Begin The input
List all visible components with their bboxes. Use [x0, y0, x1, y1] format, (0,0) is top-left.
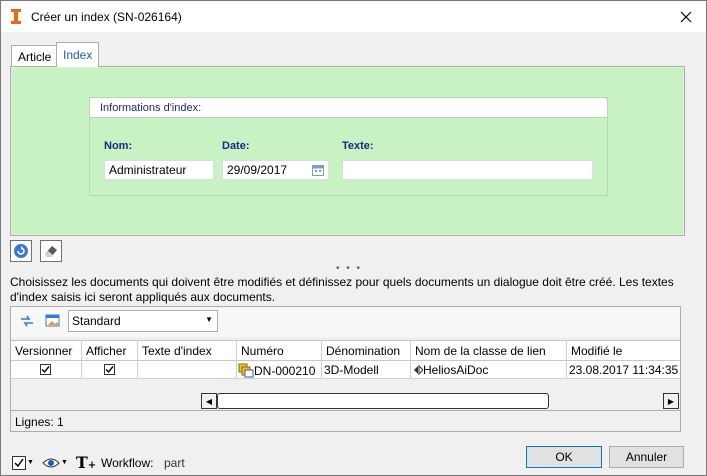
bottom-toolbar: ▼ ▼ T+	[12, 453, 96, 472]
horizontal-scrollbar[interactable]: ◀ ▶	[201, 393, 679, 409]
dropdown-arrow-icon: ▼	[205, 315, 213, 324]
scroll-left-icon: ◀	[205, 396, 213, 406]
image-settings-icon[interactable]	[45, 313, 61, 329]
checkmark-icon	[105, 366, 114, 374]
close-icon	[680, 11, 692, 22]
checkmark-icon	[41, 366, 50, 374]
col-modifie-le[interactable]: Modifié le	[567, 341, 680, 361]
table-row[interactable]: DN-000210 3D-Modell HeliosAiDoc 23.08.20…	[11, 361, 680, 379]
cell-classe-lien[interactable]: HeliosAiDoc	[411, 361, 567, 379]
app-logo-icon	[11, 9, 21, 24]
col-afficher[interactable]: Afficher	[82, 341, 138, 361]
classe-lien-value: HeliosAiDoc	[423, 363, 489, 377]
col-texte-index[interactable]: Texte d'index	[138, 341, 237, 361]
link-class-icon	[414, 364, 424, 376]
rows-count: Lignes: 1	[11, 410, 680, 431]
cell-modifie-le[interactable]: 23.08.2017 11:34:35	[567, 361, 680, 379]
date-label: Date:	[222, 140, 250, 152]
documents-grid: Standard ▼ Versionner Afficher Texte d'i…	[10, 306, 681, 432]
close-button[interactable]	[666, 1, 706, 32]
index-info-header: Informations d'index:	[90, 98, 607, 118]
nom-field[interactable]: Administrateur	[104, 160, 214, 180]
cell-denomination[interactable]: 3D-Modell	[322, 361, 411, 379]
scroll-left-button[interactable]: ◀	[201, 393, 217, 409]
title-bar: Créer un index (SN-026164)	[1, 1, 706, 32]
dialog-window: Créer un index (SN-026164) Article Index…	[0, 0, 707, 476]
tab-article-label: Article	[18, 49, 52, 64]
index-tab-panel: Informations d'index: Nom: Administrateu…	[10, 66, 685, 236]
window-title: Créer un index (SN-026164)	[31, 10, 182, 24]
eraser-icon	[45, 246, 57, 257]
workflow-value: part	[164, 456, 185, 470]
numero-value: DN-000210	[254, 364, 316, 378]
date-value: 29/09/2017	[227, 163, 288, 177]
calendar-icon[interactable]	[312, 164, 324, 176]
refresh-button[interactable]	[10, 240, 32, 262]
col-denomination[interactable]: Dénomination	[322, 341, 411, 361]
document-stack-icon	[238, 363, 254, 378]
cell-versionner	[11, 361, 82, 379]
sync-icon[interactable]	[19, 313, 35, 329]
instructions-text: Choisissez les documents qui doivent êtr…	[10, 275, 674, 304]
cell-afficher	[82, 361, 138, 379]
text-format-icon[interactable]: T+	[76, 453, 96, 472]
view-select-value: Standard	[72, 314, 121, 328]
tab-article[interactable]: Article	[11, 45, 59, 67]
eraser-button[interactable]	[40, 240, 62, 262]
col-versionner[interactable]: Versionner	[11, 341, 82, 361]
scroll-right-button[interactable]: ▶	[663, 393, 679, 409]
scroll-thumb[interactable]	[217, 393, 549, 409]
cancel-button[interactable]: Annuler	[609, 446, 684, 468]
ok-button[interactable]: OK	[526, 446, 602, 468]
cell-texte-index[interactable]	[138, 361, 237, 379]
eye-dropdown-icon[interactable]: ▼	[42, 457, 68, 469]
cell-numero[interactable]: DN-000210	[237, 361, 322, 379]
afficher-checkbox[interactable]	[104, 364, 115, 375]
tab-index-label: Index	[63, 48, 93, 62]
index-info-group: Informations d'index: Nom: Administrateu…	[89, 97, 608, 196]
grid-header-row: Versionner Afficher Texte d'index Numéro…	[11, 340, 680, 361]
refresh-icon	[14, 244, 28, 258]
scroll-right-icon: ▶	[667, 396, 675, 406]
texte-field[interactable]	[342, 160, 593, 180]
versionner-checkbox[interactable]	[40, 364, 51, 375]
tab-index[interactable]: Index	[56, 42, 100, 67]
date-field[interactable]: 29/09/2017	[222, 160, 329, 180]
checkmark-dropdown-icon[interactable]: ▼	[12, 455, 34, 470]
nom-label: Nom:	[104, 140, 133, 152]
col-numero[interactable]: Numéro	[237, 341, 322, 361]
texte-label: Texte:	[342, 140, 374, 152]
col-classe-lien[interactable]: Nom de la classe de lien	[411, 341, 567, 361]
grid-toolbar: Standard ▼	[11, 307, 680, 337]
splitter-handle[interactable]: • • •	[336, 263, 362, 274]
view-select[interactable]: Standard ▼	[68, 310, 218, 332]
workflow-label: Workflow:	[101, 456, 154, 470]
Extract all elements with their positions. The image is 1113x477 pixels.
End The input
* **What is needed**
Format the data above as a numbered list, omitting blank lines and leaving out the pictures.

* **Result of the task**
1. List all visible components with their bboxes. Use [x0, y0, x1, y1] format, (0,0) is top-left.
2. bottom-toolbar: ▼ ▼ T+	[12, 453, 96, 472]
3. horizontal-scrollbar[interactable]: ◀ ▶	[201, 393, 679, 409]
4. dropdown-arrow-icon: ▼	[205, 315, 213, 324]
5. scroll-left-icon: ◀	[205, 396, 213, 406]
6. image-settings-icon[interactable]	[45, 313, 61, 329]
7. checkmark-icon	[105, 366, 114, 374]
8. close-icon	[680, 11, 692, 22]
9. checkmark-icon	[41, 366, 50, 374]
10. col-modifie-le[interactable]: Modifié le	[567, 341, 680, 361]
11. table-row[interactable]: DN-000210 3D-Modell HeliosAiDoc 23.08.20…	[11, 361, 680, 379]
12. cell-classe-lien[interactable]: HeliosAiDoc	[411, 361, 567, 379]
13. app-logo-icon	[11, 9, 21, 24]
14. col-afficher[interactable]: Afficher	[82, 341, 138, 361]
15. classe-lien-value: HeliosAiDoc	[423, 363, 489, 377]
16. col-texte-index[interactable]: Texte d'index	[138, 341, 237, 361]
17. link-class-icon	[414, 364, 424, 376]
18. rows-count: Lignes: 1	[11, 410, 680, 431]
19. cell-modifie-le[interactable]: 23.08.2017 11:34:35	[567, 361, 680, 379]
20. date-label: Date:	[222, 140, 250, 152]
21. documents-grid: Standard ▼ Versionner Afficher Texte d'i…	[10, 306, 681, 432]
22. close-button[interactable]	[666, 1, 706, 32]
23. index-info-header: Informations d'index:	[90, 98, 607, 118]
24. nom-field[interactable]: Administrateur	[104, 160, 214, 180]
25. cell-denomination[interactable]: 3D-Modell	[322, 361, 411, 379]
26. scroll-left-button[interactable]: ◀	[201, 393, 217, 409]
27. title-bar: Créer un index (SN-026164)	[1, 1, 706, 32]
28. dialog-window: Créer un index (SN-026164) Article Index…	[0, 0, 707, 476]
29. tab-article-label: Article	[18, 49, 52, 64]
30. index-tab-panel: Informations d'index: Nom: Administrateu…	[10, 66, 685, 236]
31. window-title: Créer un index (SN-026164)	[31, 10, 182, 24]
32. eraser-icon	[45, 246, 57, 257]
33. workflow-value: part	[164, 456, 185, 470]
34. numero-value: DN-000210	[254, 364, 316, 378]
35. date-value: 29/09/2017	[227, 163, 288, 177]
36. calendar-icon[interactable]	[312, 164, 324, 176]
37. refresh-button[interactable]	[10, 240, 32, 262]
38. col-denomination[interactable]: Dénomination	[322, 341, 411, 361]
39. document-stack-icon	[238, 363, 254, 378]
40. cell-versionner	[11, 361, 82, 379]
41. sync-icon[interactable]	[19, 313, 35, 329]
42. instructions-text: Choisissez les documents qui doivent êtr…	[10, 275, 674, 304]
43. cell-afficher	[82, 361, 138, 379]
44. text-format-icon[interactable]: T+	[76, 453, 96, 472]
45. view-select-value: Standard	[72, 314, 121, 328]
46. tab-article[interactable]: Article	[11, 45, 59, 67]
47. eraser-button[interactable]	[40, 240, 62, 262]
48. col-versionner[interactable]: Versionner	[11, 341, 82, 361]
49. scroll-right-button[interactable]: ▶	[663, 393, 679, 409]
50. scroll-thumb[interactable]	[217, 393, 549, 409]
51. cancel-button[interactable]: Annuler	[609, 446, 684, 468]
52. ok-button[interactable]: OK	[526, 446, 602, 468]
53. cell-texte-index[interactable]	[138, 361, 237, 379]
54. eye-dropdown-icon[interactable]: ▼	[42, 457, 68, 469]
55. cell-numero[interactable]: DN-000210	[237, 361, 322, 379]
56. afficher-checkbox[interactable]	[104, 364, 115, 375]
57. tab-index-label: Index	[63, 48, 93, 62]
58. index-info-group: Informations d'index: Nom: Administrateu…	[89, 97, 608, 196]
59. grid-header-row: Versionner Afficher Texte d'index Numéro…	[11, 340, 680, 361]
60. refresh-icon	[14, 244, 28, 258]
61. scroll-right-icon: ▶	[667, 396, 675, 406]
62. texte-field[interactable]	[342, 160, 593, 180]
63. versionner-checkbox[interactable]	[40, 364, 51, 375]
64. tab-index[interactable]: Index	[56, 42, 100, 67]
65. date-field[interactable]: 29/09/2017	[222, 160, 329, 180]
66. checkmark-dropdown-icon[interactable]: ▼	[12, 455, 34, 470]
67. nom-label: Nom:	[104, 140, 133, 152]
68. col-numero[interactable]: Numéro	[237, 341, 322, 361]
69. texte-label: Texte:	[342, 140, 374, 152]
70. col-classe-lien[interactable]: Nom de la classe de lien	[411, 341, 567, 361]
71. grid-toolbar: Standard ▼	[11, 307, 680, 337]
72. splitter-handle[interactable]: • • •	[336, 263, 362, 274]
73. view-select[interactable]: Standard ▼	[68, 310, 218, 332]
74. workflow-label: Workflow:	[101, 456, 154, 470]
75. Extract all elements with their positions. The image is 1113x477 pixels.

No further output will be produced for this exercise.